> Instruction 1
Reproduce the stretch from "Tourist boat worker" through "Un Sam Ath." in the report on child rape cases in Cambodia.

━━━━━━

In a separate case, Phnom Penh Municipal Court on Sunday charged a 29-year-old man with allegedly raping a 5-year-old girl onboard a tourist boat in the capital, police said.
Tourist boat worker Sam Neang allegedly raped the girl on Thursday afternoon in Phnom Penh’s Daun Penh district’s Wat Phnom commune and was arrested the same day after her mother filed a complaint, according to commune police chief Un Sam Ath.
“The suspect confessed to raping the five-year-old girl…. He raped her when she was on the tourist boat alone,” Mr Sam Ath said.
Phnom Penh Municipal Court charged Mr Neang yesterday with the rape of a child, according to deputy district police chief Em Saroeurn.
Adhoc recorded 167 child rape cases during the first half of the year and since June, The Cambodia Daily has reported on eighteen.
Although sexual violence can stem from many factors, perhaps the single biggest in Cambodia is impunity, said Christian Guth, technical adviser to Law Enforcement Against Sexual Abuse, Sexual Exploitation and Trafficking of Children, an Interior Ministry project run with support by the UN and several NGOs.
“In Cambodia, I’d say the biggest problem is impunity…. Most people are not heavily charged and punished,” Mr Guth said, noting that officials blaming rape on pornography or alcohol is too simplistic.
However, Interior Ministry spokesperson Lieutenant-General Khieu Sopheak rejected the assertion that impunity contributed to child rape cases, pointing to recent criticism by NGOs that Cambodian prisons are overcrowded.
“If we had impunity, then we would have no prisoners in jail,” he said, noting that he did not have figures to comment on criminal trends.

━━━━━━

> Instruction 2
Output the stretch from the start of the records through the line that contains "Text: 20: 20: [387, 595, 404, 609]" as a JSON list of strings, with one string per line and blank lines omitted.

━━━━━━

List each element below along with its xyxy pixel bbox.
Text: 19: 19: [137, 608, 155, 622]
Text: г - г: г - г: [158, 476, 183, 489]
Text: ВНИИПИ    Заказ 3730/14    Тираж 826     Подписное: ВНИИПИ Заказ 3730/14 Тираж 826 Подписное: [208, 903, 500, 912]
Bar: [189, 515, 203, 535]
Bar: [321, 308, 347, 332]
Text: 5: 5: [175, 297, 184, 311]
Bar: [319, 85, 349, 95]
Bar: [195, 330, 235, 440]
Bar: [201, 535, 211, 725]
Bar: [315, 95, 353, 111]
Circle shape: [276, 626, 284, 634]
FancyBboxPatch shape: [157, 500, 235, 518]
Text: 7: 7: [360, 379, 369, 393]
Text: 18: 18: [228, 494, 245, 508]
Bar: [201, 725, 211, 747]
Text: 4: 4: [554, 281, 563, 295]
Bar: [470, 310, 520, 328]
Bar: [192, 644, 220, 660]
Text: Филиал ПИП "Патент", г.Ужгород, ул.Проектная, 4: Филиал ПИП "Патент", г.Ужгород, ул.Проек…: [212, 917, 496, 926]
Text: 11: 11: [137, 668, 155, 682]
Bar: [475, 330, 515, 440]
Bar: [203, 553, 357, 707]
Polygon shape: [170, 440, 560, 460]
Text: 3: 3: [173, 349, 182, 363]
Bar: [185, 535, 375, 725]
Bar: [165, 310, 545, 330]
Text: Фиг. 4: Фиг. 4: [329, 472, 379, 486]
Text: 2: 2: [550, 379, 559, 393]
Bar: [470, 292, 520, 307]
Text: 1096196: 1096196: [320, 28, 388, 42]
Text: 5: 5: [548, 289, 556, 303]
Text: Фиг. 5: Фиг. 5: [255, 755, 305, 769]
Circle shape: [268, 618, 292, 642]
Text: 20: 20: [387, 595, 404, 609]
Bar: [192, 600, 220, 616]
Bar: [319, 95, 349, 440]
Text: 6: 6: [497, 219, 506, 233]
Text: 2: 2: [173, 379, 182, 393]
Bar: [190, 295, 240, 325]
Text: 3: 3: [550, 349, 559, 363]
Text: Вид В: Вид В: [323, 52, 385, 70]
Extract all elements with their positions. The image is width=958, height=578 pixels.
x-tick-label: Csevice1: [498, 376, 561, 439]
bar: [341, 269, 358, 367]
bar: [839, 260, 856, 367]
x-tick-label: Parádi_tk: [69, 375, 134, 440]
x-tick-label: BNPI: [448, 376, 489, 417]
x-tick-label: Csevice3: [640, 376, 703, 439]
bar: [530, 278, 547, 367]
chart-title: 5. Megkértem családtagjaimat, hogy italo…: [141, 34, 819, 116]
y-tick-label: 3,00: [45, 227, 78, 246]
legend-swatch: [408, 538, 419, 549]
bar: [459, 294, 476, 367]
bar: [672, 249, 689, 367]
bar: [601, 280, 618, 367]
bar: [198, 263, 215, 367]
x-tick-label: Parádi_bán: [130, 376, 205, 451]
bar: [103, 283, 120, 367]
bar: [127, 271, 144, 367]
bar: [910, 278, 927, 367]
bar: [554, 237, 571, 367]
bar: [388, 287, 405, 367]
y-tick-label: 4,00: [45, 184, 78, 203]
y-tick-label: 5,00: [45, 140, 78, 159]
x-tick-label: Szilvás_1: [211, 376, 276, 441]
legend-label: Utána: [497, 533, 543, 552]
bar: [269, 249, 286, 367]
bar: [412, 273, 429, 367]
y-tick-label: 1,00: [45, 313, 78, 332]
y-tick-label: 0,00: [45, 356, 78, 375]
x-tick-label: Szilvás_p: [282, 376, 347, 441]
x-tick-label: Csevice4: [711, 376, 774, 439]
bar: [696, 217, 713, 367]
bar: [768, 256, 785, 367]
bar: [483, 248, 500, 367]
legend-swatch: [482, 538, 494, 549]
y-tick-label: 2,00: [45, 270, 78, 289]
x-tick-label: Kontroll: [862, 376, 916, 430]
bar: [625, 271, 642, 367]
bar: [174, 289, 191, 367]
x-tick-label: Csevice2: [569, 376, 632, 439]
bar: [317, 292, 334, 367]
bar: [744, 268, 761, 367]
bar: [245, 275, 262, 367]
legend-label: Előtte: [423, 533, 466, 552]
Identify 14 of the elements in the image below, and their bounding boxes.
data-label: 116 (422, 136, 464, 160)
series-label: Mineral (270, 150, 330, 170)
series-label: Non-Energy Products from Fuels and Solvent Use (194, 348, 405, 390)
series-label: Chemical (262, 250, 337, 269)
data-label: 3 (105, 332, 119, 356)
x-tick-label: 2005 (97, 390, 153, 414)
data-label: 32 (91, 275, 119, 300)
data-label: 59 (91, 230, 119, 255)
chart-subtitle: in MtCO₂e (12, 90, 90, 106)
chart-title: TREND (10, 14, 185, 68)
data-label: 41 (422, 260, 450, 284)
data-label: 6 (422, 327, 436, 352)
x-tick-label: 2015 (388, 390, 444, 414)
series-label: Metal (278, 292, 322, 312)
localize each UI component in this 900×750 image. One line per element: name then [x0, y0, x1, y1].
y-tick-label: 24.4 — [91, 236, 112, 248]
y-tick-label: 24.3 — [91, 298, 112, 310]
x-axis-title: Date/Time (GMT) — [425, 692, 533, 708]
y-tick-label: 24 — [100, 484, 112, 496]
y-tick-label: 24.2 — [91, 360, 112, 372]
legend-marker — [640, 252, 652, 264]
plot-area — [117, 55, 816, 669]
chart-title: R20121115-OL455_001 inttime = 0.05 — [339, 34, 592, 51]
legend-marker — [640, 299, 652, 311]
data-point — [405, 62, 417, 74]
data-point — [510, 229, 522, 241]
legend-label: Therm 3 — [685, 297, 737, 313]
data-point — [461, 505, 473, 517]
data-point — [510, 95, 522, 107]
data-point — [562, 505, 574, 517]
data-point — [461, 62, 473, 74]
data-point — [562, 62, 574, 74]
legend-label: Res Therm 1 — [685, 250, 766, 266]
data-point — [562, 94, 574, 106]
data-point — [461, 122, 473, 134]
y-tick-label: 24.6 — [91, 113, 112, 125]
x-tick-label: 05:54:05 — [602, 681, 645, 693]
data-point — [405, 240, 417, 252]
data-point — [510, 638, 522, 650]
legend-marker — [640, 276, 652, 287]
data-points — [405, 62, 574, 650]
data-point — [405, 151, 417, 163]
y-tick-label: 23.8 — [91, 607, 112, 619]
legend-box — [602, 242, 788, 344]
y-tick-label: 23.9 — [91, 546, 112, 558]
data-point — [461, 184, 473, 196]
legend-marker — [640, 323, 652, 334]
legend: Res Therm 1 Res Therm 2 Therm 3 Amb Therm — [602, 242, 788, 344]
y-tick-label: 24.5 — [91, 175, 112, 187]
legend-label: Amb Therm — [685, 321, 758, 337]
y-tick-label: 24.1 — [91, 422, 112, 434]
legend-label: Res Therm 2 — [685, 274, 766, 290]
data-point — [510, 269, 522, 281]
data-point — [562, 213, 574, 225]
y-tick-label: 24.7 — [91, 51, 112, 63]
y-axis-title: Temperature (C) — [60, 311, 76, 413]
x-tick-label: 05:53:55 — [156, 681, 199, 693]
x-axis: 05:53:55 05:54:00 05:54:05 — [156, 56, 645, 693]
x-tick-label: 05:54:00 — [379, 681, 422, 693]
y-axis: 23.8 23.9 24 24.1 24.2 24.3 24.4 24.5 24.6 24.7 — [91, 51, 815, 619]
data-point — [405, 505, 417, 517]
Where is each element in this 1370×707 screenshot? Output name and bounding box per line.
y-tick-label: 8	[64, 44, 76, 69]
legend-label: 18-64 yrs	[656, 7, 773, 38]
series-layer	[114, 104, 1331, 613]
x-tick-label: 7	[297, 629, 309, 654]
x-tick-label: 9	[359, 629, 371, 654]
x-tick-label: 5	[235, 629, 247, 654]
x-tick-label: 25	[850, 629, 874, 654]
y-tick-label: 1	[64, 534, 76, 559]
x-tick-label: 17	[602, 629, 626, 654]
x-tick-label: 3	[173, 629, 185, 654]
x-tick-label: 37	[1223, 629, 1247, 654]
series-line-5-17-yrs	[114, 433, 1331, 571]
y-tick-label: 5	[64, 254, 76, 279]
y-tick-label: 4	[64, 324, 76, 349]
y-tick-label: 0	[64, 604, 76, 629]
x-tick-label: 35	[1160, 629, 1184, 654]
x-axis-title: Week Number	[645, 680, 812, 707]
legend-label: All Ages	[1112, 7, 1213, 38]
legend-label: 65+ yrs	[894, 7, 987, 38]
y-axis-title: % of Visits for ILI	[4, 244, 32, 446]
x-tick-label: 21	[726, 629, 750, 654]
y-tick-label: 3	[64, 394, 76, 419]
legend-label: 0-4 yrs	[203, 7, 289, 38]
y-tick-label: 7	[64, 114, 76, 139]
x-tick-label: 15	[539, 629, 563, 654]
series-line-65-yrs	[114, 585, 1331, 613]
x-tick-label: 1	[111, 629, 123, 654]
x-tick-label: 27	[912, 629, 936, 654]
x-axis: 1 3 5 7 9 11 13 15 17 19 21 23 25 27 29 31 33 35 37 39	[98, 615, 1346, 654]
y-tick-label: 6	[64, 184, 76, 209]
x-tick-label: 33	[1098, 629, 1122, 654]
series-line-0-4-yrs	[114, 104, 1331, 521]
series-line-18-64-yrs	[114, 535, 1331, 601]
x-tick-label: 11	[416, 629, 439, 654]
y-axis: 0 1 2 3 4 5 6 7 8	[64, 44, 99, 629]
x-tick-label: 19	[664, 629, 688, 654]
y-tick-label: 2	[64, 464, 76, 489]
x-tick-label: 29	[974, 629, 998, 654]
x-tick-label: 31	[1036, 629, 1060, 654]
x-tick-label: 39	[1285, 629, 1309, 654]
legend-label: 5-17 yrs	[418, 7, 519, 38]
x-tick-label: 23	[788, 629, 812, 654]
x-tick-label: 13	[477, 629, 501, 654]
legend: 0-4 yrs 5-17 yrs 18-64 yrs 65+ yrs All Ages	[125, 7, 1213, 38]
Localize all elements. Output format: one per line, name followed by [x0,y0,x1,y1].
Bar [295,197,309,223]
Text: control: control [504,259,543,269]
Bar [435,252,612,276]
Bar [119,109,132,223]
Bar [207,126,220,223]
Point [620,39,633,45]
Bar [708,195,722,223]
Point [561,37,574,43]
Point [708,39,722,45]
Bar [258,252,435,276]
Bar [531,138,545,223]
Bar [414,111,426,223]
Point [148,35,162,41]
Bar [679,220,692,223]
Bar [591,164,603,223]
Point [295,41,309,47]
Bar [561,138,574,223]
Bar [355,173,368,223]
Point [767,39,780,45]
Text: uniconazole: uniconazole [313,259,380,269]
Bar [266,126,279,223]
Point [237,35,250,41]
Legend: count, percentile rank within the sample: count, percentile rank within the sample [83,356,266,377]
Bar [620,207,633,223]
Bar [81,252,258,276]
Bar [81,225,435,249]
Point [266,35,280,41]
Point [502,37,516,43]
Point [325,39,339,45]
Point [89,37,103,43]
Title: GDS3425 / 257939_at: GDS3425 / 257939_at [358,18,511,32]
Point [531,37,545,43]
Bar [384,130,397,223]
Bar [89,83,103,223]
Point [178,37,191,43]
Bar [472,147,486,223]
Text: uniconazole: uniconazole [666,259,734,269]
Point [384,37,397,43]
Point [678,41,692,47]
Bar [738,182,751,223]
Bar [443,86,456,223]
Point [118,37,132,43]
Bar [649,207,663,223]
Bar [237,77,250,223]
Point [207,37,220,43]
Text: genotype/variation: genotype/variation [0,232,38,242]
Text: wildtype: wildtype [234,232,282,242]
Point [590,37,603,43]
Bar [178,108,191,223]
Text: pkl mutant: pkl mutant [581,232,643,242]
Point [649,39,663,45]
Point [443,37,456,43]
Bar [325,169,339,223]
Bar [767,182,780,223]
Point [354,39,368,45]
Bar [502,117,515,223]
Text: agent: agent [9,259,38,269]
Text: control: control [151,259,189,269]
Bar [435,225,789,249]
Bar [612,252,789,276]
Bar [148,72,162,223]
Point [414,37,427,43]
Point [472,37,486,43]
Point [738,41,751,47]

━━━━━━

> Right answer 1
Tourist boat worker Sam Neang allegedly raped the girl on Thursday afternoon in Phnom Penh’s Daun Penh district’s Wat Phnom commune and was arrested the same day after her mother filed a complaint, according to commune police chief Un Sam Ath.

> Right answer 2
[
  "List each element below along with its xyxy pixel bbox.",
  "Text: 19: 19: [137, 608, 155, 622]",
  "Text: г - г: г - г: [158, 476, 183, 489]",
  "Text: ВНИИПИ    Заказ 3730/14    Тираж 826     Подписное: ВНИИПИ Заказ 3730/14 Тираж 826 Подписное: [208, 903, 500, 912]",
  "Bar: [189, 515, 203, 535]",
  "Bar: [321, 308, 347, 332]",
  "Text: 5: 5: [175, 297, 184, 311]",
  "Bar: [319, 85, 349, 95]",
  "Bar: [195, 330, 235, 440]",
  "Bar: [201, 535, 211, 725]",
  "Bar: [315, 95, 353, 111]",
  "Circle shape: [276, 626, 284, 634]",
  "FancyBboxPatch shape: [157, 500, 235, 518]",
  "Text: 7: 7: [360, 379, 369, 393]",
  "Text: 18: 18: [228, 494, 245, 508]",
  "Bar: [201, 725, 211, 747]",
  "Text: 4: 4: [554, 281, 563, 295]",
  "Bar: [470, 310, 520, 328]",
  "Bar: [192, 644, 220, 660]",
  "Text: Филиал ПИП \"Патент\", г.Ужгород, ул.Проектная, 4: Филиал ПИП \"Патент\", г.Ужгород, ул.Проек…: [212, 917, 496, 926]",
  "Text: 11: 11: [137, 668, 155, 682]",
  "Bar: [475, 330, 515, 440]",
  "Bar: [203, 553, 357, 707]",
  "Polygon shape: [170, 440, 560, 460]",
  "Text: 3: 3: [173, 349, 182, 363]",
  "Bar: [185, 535, 375, 725]",
  "Bar: [165, 310, 545, 330]",
  "Text: Фиг. 4: Фиг. 4: [329, 472, 379, 486]",
  "Text: 2: 2: [550, 379, 559, 393]",
  "Bar: [470, 292, 520, 307]",
  "Text: 1096196: 1096196: [320, 28, 388, 42]",
  "Text: 5: 5: [548, 289, 556, 303]",
  "Text: Фиг. 5: Фиг. 5: [255, 755, 305, 769]",
  "Circle shape: [268, 618, 292, 642]",
  "Text: 20: 20: [387, 595, 404, 609]"
]